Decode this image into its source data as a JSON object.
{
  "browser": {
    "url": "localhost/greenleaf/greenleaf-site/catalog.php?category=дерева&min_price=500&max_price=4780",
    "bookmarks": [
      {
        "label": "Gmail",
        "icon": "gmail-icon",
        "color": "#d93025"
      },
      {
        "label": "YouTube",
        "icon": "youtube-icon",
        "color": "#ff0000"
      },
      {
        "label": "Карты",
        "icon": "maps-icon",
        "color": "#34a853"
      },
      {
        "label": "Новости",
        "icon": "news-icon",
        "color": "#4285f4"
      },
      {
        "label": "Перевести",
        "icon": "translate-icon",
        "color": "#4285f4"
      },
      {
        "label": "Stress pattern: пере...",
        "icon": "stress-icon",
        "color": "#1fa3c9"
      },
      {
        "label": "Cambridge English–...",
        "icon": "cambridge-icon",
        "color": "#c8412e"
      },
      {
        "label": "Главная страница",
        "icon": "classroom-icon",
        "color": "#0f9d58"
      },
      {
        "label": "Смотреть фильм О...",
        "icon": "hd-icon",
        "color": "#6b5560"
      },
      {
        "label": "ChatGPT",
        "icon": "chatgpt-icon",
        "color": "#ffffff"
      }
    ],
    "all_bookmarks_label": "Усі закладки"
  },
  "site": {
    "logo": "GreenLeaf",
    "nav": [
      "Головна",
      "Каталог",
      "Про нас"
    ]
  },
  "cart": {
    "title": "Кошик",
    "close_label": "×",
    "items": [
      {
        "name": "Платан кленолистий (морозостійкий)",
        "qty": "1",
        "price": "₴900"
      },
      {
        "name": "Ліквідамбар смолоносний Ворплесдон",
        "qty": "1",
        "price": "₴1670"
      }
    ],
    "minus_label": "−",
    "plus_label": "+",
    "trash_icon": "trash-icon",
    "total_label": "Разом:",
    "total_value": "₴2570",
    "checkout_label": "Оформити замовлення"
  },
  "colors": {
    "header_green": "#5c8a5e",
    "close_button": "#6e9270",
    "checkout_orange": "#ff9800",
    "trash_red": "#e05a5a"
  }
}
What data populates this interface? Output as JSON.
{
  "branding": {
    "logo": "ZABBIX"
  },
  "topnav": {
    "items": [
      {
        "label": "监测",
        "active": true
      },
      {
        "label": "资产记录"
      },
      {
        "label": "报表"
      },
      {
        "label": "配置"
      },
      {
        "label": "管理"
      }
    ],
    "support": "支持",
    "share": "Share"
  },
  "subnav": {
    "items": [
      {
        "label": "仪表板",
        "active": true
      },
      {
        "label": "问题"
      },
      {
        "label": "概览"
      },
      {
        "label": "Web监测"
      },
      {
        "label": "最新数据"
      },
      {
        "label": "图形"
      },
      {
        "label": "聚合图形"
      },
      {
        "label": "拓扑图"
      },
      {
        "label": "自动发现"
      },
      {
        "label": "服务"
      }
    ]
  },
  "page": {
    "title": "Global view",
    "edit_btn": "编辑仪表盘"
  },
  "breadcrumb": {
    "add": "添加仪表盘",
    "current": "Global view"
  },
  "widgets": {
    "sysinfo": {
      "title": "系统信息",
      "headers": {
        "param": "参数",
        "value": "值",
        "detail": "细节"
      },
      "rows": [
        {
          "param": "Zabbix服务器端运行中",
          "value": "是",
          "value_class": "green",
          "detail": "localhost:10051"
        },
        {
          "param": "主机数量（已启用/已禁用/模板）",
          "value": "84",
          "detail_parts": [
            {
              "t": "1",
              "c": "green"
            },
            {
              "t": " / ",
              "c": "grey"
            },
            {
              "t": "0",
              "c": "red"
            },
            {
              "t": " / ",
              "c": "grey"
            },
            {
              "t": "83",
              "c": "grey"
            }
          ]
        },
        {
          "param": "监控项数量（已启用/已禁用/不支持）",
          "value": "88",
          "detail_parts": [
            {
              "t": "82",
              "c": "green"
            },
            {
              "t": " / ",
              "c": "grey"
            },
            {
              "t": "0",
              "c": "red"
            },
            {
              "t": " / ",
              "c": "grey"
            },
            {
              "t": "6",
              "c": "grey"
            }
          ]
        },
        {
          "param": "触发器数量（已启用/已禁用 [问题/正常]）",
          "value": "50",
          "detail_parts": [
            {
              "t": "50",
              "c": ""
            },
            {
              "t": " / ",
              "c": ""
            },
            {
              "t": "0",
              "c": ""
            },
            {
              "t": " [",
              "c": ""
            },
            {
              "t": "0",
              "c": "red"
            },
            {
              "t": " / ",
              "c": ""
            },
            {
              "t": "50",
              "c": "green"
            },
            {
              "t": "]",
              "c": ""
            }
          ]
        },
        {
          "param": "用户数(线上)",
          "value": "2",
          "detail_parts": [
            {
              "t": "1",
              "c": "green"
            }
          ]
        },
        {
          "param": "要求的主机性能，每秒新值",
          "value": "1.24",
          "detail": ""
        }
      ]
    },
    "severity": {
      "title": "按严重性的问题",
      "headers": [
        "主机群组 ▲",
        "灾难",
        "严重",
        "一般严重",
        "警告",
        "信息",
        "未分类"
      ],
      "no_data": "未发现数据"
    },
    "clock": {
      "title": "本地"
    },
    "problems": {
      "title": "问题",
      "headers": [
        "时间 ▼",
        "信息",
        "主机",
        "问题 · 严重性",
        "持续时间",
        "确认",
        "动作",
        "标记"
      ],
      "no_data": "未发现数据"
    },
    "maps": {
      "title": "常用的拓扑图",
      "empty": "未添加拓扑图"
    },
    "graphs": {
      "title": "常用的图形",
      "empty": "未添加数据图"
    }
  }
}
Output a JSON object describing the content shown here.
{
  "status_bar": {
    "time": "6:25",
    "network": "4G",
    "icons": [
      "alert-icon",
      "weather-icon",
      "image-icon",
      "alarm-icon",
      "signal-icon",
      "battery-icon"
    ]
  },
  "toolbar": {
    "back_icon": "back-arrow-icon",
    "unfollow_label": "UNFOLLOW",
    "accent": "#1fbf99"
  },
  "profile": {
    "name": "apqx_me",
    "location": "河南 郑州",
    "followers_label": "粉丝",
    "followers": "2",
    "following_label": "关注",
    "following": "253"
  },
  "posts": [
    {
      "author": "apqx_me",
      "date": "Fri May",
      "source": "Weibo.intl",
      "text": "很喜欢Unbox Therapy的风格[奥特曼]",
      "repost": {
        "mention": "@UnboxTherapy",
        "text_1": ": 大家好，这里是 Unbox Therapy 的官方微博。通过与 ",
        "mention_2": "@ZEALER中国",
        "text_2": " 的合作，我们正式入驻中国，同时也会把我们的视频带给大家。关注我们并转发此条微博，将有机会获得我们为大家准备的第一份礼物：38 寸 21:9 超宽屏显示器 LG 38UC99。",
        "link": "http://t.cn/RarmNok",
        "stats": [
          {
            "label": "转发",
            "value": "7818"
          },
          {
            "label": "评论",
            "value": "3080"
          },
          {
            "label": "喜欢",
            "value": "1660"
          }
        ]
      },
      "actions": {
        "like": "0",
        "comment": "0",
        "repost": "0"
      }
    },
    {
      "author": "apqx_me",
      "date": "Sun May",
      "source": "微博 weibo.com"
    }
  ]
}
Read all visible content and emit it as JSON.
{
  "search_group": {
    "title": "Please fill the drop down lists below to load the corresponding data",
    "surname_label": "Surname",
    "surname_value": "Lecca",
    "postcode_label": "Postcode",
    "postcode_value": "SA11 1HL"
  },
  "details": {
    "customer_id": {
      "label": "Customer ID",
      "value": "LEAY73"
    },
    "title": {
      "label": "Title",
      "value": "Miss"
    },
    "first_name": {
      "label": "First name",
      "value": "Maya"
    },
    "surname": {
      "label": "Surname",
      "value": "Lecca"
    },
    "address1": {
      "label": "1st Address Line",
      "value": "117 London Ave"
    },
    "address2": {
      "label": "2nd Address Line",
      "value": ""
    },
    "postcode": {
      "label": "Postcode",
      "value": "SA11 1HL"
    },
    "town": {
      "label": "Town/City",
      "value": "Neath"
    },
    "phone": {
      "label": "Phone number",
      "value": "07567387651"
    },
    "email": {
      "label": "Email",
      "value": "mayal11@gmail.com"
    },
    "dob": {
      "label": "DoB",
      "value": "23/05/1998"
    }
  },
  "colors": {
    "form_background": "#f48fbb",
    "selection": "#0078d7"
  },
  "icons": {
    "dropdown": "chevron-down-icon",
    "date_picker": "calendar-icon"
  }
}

* Task directions *
List the lines of the material in which the word "image" occurs.

* Result *
Decode this image into its source data as a JSON object.
      "image-icon",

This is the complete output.